• _TASK DIRECTIONS_
What is the number of lines in the data that hold the string "драматизъм"? Reply with that number only.

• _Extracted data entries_

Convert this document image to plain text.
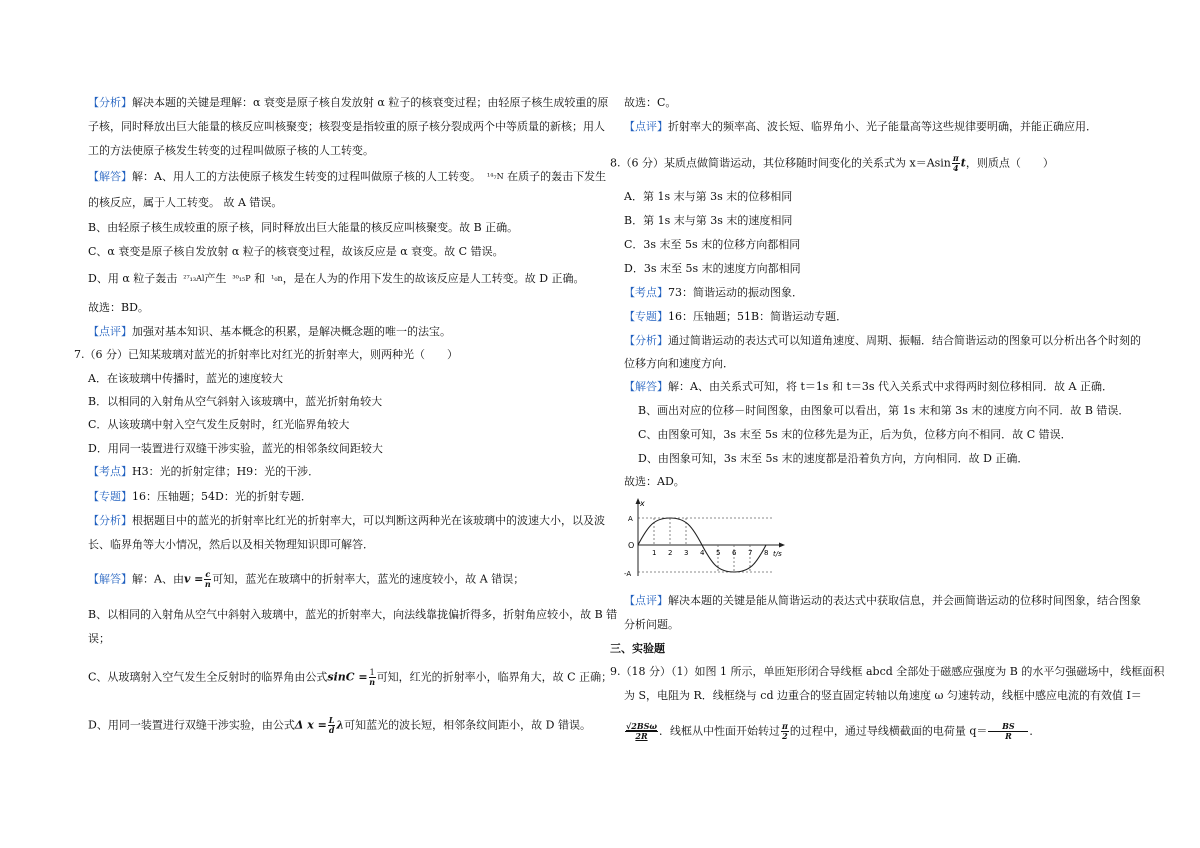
【分析】解决本题的关键是理解：α 衰变是原子核自发放射 α 粒子的核衰变过程；由轻原子核生成较重的原
子核，同时释放出巨大能量的核反应叫核聚变；核裂变是指较重的原子核分裂成两个中等质量的新核；用人
工的方法使原子核发生转变的过程叫做原子核的人工转变。
【解答】解：A、用人工的方法使原子核发生转变的过程叫做原子核的人工转变。 ¹⁴₇N 在质子的轰击下发生
的核反应，属于人工转变。 故 A 错误。
B、由轻原子核生成较重的原子核，同时释放出巨大能量的核反应叫核聚变。故 B 正确。
C、α 衰变是原子核自发放射 α 粒子的核衰变过程，故该反应是 α 衰变。故 C 错误。
D、用 α 粒子轰击 ²⁷₁₃Al产生 ³⁰₁₅P 和 ¹₀n，是在人为的作用下发生的故该反应是人工转变。故 D 正确。
故选：BD。
【点评】加强对基本知识、基本概念的积累，是解决概念题的唯一的法宝。
7.（6 分）已知某玻璃对蓝光的折射率比对红光的折射率大，则两种光（　　）
A．在该玻璃中传播时，蓝光的速度较大
B．以相同的入射角从空气斜射入该玻璃中，蓝光折射角较大
C．从该玻璃中射入空气发生反射时，红光临界角较大
D．用同一装置进行双缝干涉实验，蓝光的相邻条纹间距较大
【考点】H3：光的折射定律；H9：光的干涉．
【专题】16：压轴题；54D：光的折射专题．
【分析】根据题目中的蓝光的折射率比红光的折射率大，可以判断这两种光在该玻璃中的波速大小，以及波
长、临界角等大小情况，然后以及相关物理知识即可解答．
【解答】解：A、由$v = \frac{c}{n}$ 可知，蓝光在玻璃中的折射率大，蓝光的速度较小，故 A 错误；
B、以相同的入射角从空气中斜射入玻璃中，蓝光的折射率大，向法线靠拢偏折得多，折射角应较小，故 B 错
误；
C、从玻璃射入空气发生全反射时的临界角由公式$\sin C = \frac{1}{n}$ 可知，红光的折射率小，临界角大，故 C 正确；
D、用同一装置进行双缝干涉实验，由公式Δ $x = \frac{L}{d}$ λ可知蓝光的波长短，相邻条纹间距小，故 D 错误。
故选：C。
【点评】折射率大的频率高、波长短、临界角小、光子能量高等这些规律要明确，并能正确应用．
8.（6 分）某质点做简谐运动，其位移随时间变化的关系式为 $x=Asin \frac{\pi}{4}$ t，则质点（　　）
A．第 1s 末与第 3s 末的位移相同
B．第 1s 末与第 3s 末的速度相同
C．3s 末至 5s 末的位移方向都相同
D．3s 末至 5s 末的速度方向都相同
【考点】73：简谐运动的振动图象．
【专题】16：压轴题；51B：简谐运动专题．
【分析】通过简谐运动的表达式可以知道角速度、周期、振幅．结合简谐运动的图象可以分析出各个时刻的
位移方向和速度方向．
【解答】解：A、由关系式可知，将 t＝1s 和 t＝3s 代入关系式中求得两时刻位移相同．故 A 正确．
B、画出对应的位移－时间图象，由图象可以看出，第 1s 末和第 3s 末的速度方向不同．故 B 错误．
C、由图象可知，3s 末至 5s 末的位移先是为正，后为负，位移方向不相同．故 C 错误．
D、由图象可知，3s 末至 5s 末的速度都是沿着负方向，方向相同．故 D 正确．
故选：AD。
x
A
O
-A
t/s
1 2 3 4 5 6 7 8
【点评】解决本题的关键是能从简谐运动的表达式中获取信息，并会画简谐运动的位移时间图象，结合图象
分析问题。
三、实验题
9.（18 分）（1）如图 1 所示，单匝矩形闭合导线框 abcd 全部处于磁感应强度为 B 的水平匀强磁场中，线框面积
为 S，电阻为 R．线框绕与 cd 边重合的竖直固定转轴以角速度 ω 匀速转动，线框中感应电流的有效值 I＝
$\frac{\text{√2BSω}}{2R}$ ．线框从中性面开始转过 $\frac{\pi}{2}$ 的过程中，通过导线横截面的电荷量 $q= \frac{BS}{R}$ ．
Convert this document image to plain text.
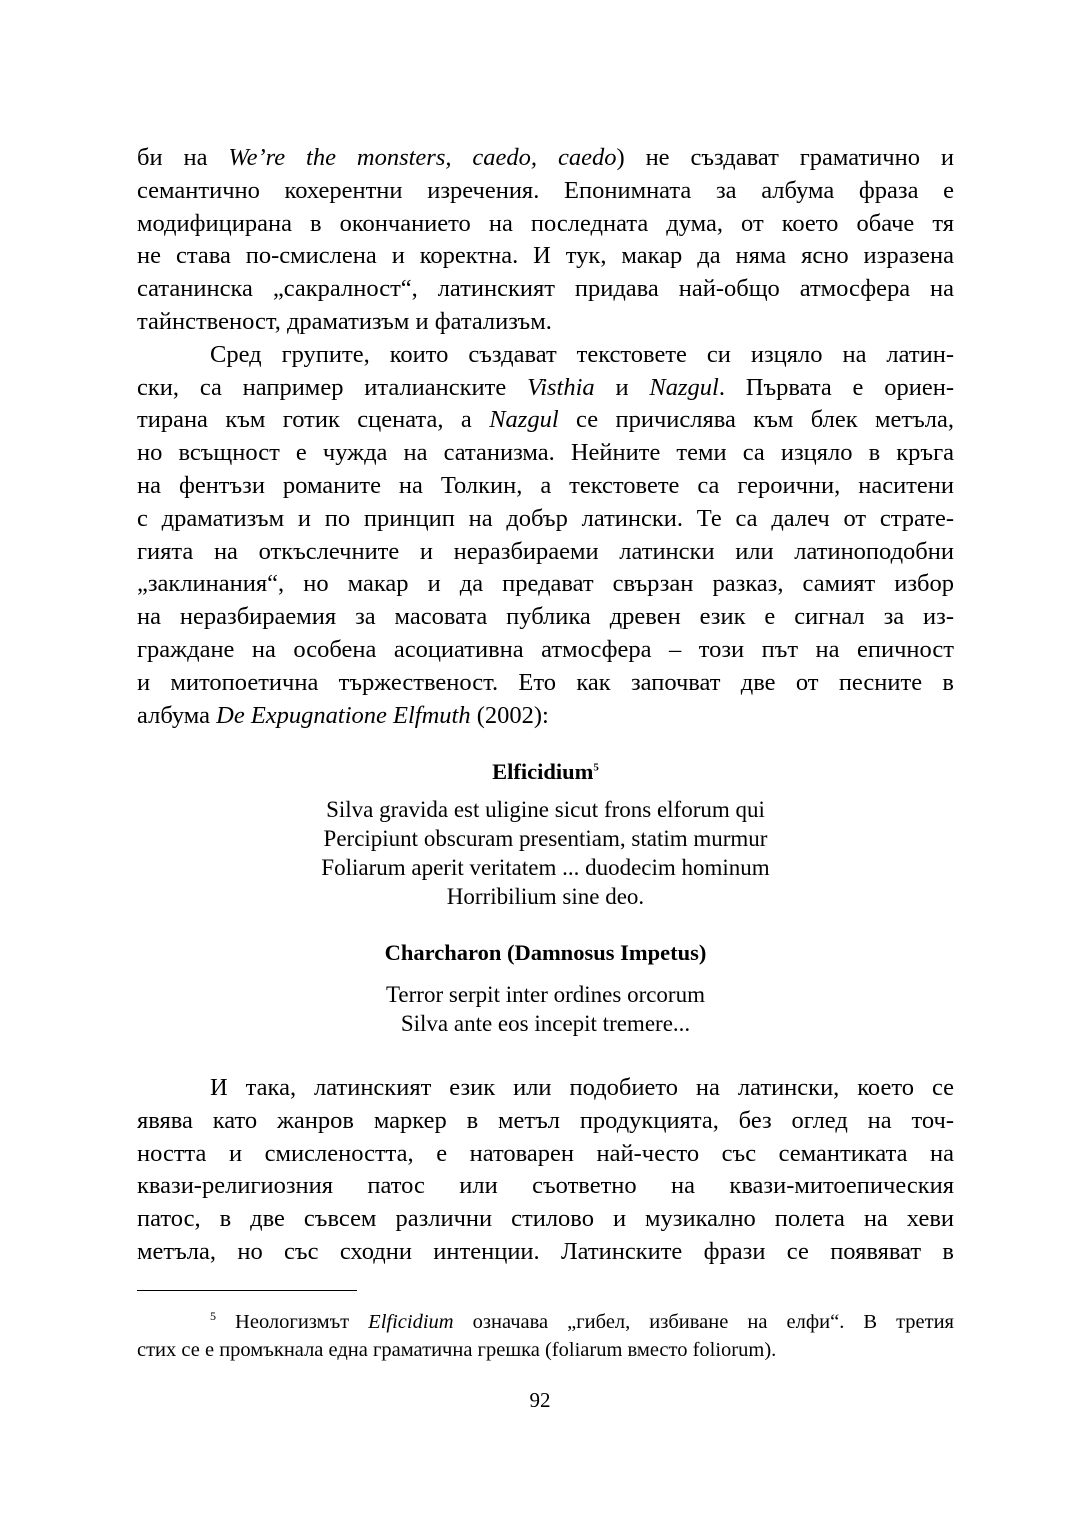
би на We’re the monsters, caedo, caedo) не създават граматично и
семантично кохерентни изречения. Епонимната за албума фраза е
модифицирана в окончанието на последната дума, от което обаче тя
не става по-смислена и коректна. И тук, макар да няма ясно изразена
сатанинска „сакралност“, латинският придава най-общо атмосфера на
тайнственост, драматизъм и фатализъм.
Сред групите, които създават текстовете си изцяло на латин-
ски, са например италианските Visthia и Nazgul. Първата е ориен-
тирана към готик сцената, а Nazgul се причислява към блек метъла,
но всъщност е чужда на сатанизма. Нейните теми са изцяло в кръга
на фентъзи романите на Толкин, а текстовете са героични, наситени
с драматизъм и по принцип на добър латински. Те са далеч от страте-
гията на откъслечните и неразбираеми латински или латиноподобни
„заклинания“, но макар и да предават свързан разказ, самият избор
на неразбираемия за масовата публика древен език е сигнал за из-
граждане на особена асоциативна атмосфера – този път на епичност
и митопоетична тържественост. Ето как започват две от песните в
албума De Expugnatione Elfmuth (2002):
Elficidium$^5$
Silva gravida est uligine sicut frons elforum qui
Percipiunt obscuram presentiam, statim murmur
Foliarum aperit veritatem ... duodecim hominum
Horribilium sine deo.
Charcharon (Damnosus Impetus)
Terror serpit inter ordines orcorum
Silva ante eos incepit tremere...
И така, латинският език или подобието на латински, което се
явява като жанров маркер в метъл продукцията, без оглед на точ-
ността и смислеността, е натоварен най-често със семантиката на
квази-религиозния патос или съответно на квази-митоепическия
патос, в две съвсем различни стилово и музикално полета на хеви
метъла, но със сходни интенции. Латинските фрази се появяват в
$^5$ Неологизмът Elficidium означава „гибел, избиване на елфи“. В третия
стих се е промъкнала една граматична грешка (foliarum вместо foliorum).
92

• _WRITTEN ANSWER_
2